Spatial annotation entries:
— begin —

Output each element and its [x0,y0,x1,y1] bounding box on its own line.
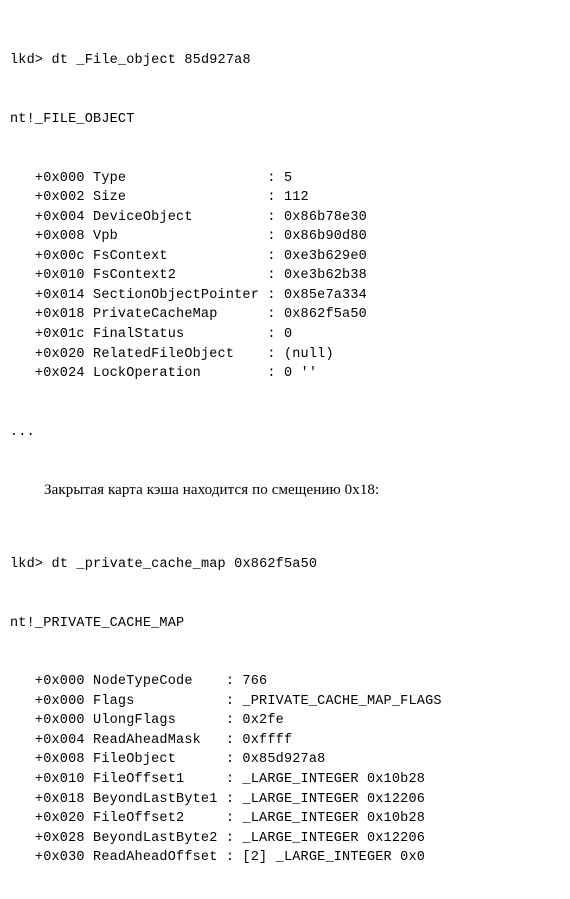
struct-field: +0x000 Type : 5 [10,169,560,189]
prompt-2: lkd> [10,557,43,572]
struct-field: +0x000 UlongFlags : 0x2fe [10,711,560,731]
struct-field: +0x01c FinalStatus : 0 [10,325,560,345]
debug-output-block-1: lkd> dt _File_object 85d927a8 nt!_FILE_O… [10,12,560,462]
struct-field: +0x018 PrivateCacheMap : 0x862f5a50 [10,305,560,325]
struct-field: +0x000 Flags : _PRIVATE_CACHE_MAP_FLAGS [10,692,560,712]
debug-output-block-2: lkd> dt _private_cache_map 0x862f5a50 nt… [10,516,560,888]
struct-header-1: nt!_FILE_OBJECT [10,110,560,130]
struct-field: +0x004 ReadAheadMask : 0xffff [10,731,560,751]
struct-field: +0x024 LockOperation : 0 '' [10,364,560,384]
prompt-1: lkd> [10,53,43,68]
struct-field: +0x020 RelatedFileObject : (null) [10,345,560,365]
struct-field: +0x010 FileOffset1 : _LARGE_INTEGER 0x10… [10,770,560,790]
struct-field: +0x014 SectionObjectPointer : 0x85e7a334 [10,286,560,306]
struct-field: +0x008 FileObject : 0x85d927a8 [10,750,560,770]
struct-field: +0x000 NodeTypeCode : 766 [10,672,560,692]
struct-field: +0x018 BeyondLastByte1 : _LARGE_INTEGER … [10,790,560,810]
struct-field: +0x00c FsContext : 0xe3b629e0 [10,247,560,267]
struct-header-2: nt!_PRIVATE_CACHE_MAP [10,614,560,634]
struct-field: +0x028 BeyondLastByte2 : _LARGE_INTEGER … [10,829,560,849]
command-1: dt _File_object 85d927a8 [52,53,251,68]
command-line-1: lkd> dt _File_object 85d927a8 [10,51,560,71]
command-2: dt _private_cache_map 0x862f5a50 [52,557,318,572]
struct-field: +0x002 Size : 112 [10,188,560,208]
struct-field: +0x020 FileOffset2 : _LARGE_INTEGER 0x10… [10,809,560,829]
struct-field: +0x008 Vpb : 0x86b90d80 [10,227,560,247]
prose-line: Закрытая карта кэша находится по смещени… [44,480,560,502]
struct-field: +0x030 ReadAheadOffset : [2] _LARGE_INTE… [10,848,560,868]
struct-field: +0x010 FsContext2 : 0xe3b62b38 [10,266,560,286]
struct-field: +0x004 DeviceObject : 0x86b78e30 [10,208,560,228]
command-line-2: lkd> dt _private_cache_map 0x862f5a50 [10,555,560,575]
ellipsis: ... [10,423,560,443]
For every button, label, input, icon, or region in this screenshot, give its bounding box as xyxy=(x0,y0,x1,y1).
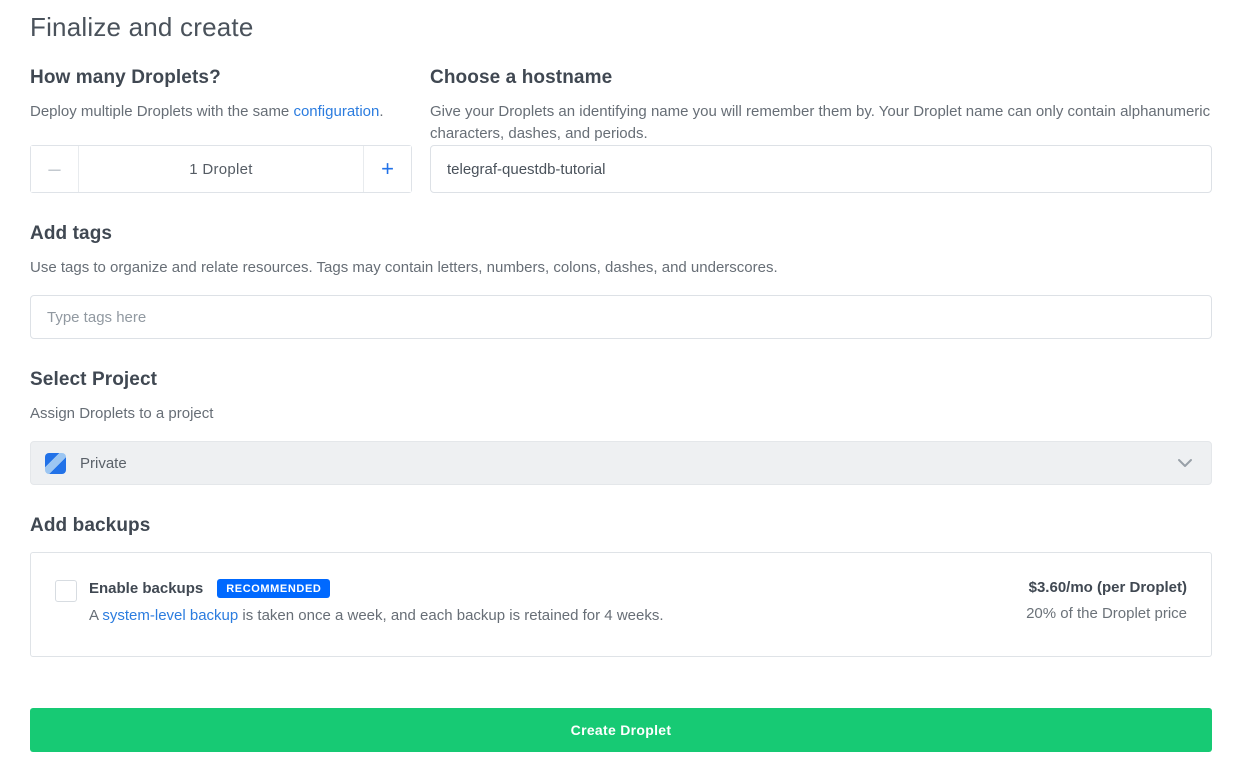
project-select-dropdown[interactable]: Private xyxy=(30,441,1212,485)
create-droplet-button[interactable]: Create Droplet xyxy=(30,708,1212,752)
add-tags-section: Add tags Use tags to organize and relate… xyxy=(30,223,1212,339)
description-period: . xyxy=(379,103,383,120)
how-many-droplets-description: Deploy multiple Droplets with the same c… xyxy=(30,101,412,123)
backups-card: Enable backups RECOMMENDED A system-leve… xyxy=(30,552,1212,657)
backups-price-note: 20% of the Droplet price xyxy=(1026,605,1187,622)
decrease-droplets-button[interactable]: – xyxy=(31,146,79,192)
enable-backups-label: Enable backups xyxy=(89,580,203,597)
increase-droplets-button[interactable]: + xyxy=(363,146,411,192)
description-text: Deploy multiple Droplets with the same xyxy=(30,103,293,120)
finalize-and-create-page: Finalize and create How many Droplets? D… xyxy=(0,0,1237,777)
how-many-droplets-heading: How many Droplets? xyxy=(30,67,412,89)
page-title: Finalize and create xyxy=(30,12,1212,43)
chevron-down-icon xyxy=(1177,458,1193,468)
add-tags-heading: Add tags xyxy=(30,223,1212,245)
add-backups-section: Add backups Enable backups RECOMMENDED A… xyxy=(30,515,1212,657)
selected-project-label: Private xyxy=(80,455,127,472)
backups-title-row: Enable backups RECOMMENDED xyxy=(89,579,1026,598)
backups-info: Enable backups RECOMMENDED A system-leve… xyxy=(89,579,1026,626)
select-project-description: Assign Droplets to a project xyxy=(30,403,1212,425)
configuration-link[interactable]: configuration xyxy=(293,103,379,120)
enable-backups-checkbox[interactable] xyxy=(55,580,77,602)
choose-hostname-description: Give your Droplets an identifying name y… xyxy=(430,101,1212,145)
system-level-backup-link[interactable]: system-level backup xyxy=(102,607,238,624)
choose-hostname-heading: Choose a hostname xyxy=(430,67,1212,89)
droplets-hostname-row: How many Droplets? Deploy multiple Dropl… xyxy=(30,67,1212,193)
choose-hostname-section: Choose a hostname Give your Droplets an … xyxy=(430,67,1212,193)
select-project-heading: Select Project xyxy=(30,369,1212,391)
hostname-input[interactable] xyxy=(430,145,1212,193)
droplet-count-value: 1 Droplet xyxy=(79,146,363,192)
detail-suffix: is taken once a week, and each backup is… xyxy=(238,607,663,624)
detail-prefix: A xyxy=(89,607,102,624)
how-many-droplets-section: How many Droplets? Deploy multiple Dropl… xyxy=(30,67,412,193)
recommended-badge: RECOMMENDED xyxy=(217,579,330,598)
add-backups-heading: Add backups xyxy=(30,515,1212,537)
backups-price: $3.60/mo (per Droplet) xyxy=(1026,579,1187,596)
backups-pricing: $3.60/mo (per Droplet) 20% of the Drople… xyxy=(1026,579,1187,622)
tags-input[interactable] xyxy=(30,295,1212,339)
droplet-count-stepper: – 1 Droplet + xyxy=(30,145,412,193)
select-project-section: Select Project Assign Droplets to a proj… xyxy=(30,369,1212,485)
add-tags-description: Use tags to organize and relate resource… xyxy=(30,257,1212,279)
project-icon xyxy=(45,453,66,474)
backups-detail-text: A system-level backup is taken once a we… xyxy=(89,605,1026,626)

— end —
— begin —

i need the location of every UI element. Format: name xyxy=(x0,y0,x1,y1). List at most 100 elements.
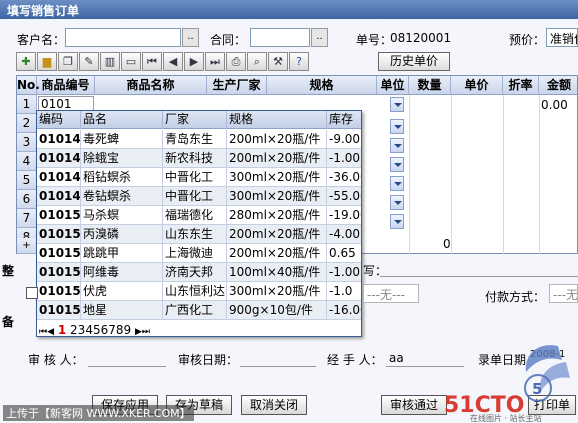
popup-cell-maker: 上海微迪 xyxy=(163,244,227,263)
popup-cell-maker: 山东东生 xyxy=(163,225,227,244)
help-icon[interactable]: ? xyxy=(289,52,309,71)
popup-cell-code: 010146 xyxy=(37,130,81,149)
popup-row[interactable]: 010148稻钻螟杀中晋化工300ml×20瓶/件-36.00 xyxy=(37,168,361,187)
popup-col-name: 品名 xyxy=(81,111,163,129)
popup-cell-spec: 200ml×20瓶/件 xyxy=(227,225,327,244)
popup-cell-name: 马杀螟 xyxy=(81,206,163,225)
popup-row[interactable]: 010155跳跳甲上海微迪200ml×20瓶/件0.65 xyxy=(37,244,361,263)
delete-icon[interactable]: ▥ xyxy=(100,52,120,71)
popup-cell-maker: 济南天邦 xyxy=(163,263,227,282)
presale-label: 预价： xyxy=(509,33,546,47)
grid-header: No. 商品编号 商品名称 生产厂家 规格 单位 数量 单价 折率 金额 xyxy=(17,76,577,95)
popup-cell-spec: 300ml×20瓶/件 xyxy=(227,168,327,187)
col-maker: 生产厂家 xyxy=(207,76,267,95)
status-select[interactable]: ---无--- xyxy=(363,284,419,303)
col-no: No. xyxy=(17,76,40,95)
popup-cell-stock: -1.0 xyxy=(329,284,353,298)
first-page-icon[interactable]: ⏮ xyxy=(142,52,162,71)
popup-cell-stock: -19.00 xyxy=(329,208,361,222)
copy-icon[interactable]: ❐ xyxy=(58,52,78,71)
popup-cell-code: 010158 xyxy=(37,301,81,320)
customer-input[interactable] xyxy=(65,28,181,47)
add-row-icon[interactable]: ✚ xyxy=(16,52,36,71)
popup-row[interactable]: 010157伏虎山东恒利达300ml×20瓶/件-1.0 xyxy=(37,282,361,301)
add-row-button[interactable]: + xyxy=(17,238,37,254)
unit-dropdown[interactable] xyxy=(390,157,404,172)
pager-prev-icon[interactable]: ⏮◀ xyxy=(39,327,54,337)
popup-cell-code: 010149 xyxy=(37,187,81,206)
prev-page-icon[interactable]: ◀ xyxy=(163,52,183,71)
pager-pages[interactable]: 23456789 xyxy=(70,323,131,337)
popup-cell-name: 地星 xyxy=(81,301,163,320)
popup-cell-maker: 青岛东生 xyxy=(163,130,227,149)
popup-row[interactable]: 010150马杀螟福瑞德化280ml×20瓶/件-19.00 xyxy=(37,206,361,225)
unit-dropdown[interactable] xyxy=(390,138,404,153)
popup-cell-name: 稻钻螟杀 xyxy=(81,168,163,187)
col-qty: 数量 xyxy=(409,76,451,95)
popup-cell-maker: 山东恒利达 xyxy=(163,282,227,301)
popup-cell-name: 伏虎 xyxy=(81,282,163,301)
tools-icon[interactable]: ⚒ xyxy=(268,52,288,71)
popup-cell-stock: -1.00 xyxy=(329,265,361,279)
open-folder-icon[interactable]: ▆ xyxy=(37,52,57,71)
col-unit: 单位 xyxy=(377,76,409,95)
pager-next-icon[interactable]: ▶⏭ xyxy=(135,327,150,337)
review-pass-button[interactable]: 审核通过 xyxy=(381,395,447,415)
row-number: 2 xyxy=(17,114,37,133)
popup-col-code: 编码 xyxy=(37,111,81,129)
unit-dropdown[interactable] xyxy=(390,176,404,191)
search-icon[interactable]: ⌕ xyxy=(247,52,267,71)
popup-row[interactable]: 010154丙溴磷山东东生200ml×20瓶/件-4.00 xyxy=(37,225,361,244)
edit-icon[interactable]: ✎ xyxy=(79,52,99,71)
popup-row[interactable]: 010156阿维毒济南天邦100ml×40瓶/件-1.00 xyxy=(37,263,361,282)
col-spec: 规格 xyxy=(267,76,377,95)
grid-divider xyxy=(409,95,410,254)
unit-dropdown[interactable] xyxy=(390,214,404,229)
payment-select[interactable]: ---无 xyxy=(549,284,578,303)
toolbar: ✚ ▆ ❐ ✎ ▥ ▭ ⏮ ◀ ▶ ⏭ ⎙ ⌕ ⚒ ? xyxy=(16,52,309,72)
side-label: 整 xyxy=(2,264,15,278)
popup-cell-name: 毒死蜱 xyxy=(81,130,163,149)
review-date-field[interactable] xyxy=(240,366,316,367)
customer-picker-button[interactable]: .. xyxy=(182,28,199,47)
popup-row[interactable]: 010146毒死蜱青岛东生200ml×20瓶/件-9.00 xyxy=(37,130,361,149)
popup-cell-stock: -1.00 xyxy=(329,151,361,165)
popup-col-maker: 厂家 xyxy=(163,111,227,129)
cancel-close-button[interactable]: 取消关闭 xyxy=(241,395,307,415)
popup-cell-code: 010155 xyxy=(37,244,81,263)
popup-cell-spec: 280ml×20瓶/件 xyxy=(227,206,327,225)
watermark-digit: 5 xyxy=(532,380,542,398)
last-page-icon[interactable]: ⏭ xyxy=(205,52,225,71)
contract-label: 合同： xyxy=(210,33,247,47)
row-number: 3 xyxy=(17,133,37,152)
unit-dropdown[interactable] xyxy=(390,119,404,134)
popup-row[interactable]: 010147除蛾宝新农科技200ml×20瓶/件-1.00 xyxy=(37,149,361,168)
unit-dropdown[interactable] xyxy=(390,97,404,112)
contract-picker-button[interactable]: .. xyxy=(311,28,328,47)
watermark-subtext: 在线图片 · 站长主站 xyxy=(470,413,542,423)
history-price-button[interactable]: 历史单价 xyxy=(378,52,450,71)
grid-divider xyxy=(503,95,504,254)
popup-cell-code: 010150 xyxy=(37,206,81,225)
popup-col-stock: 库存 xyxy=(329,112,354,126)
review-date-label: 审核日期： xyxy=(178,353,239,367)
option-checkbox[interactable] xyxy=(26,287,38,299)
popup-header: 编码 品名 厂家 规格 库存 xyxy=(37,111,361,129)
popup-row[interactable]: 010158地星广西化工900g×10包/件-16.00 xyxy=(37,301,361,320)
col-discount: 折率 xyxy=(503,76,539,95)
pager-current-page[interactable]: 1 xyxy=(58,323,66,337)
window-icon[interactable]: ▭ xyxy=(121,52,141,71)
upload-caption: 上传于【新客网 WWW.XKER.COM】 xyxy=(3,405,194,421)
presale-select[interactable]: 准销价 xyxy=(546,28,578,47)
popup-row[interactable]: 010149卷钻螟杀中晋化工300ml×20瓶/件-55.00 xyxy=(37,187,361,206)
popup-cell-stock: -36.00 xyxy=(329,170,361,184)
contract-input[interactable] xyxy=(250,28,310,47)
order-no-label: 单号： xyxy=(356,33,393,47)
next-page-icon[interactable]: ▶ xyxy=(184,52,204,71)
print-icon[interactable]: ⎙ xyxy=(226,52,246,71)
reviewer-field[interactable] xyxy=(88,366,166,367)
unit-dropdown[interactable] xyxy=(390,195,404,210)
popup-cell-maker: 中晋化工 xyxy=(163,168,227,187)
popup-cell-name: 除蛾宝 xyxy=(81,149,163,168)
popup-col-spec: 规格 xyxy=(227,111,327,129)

— end —

Report how many lines of the rows contain the word "level", giving only the number.

2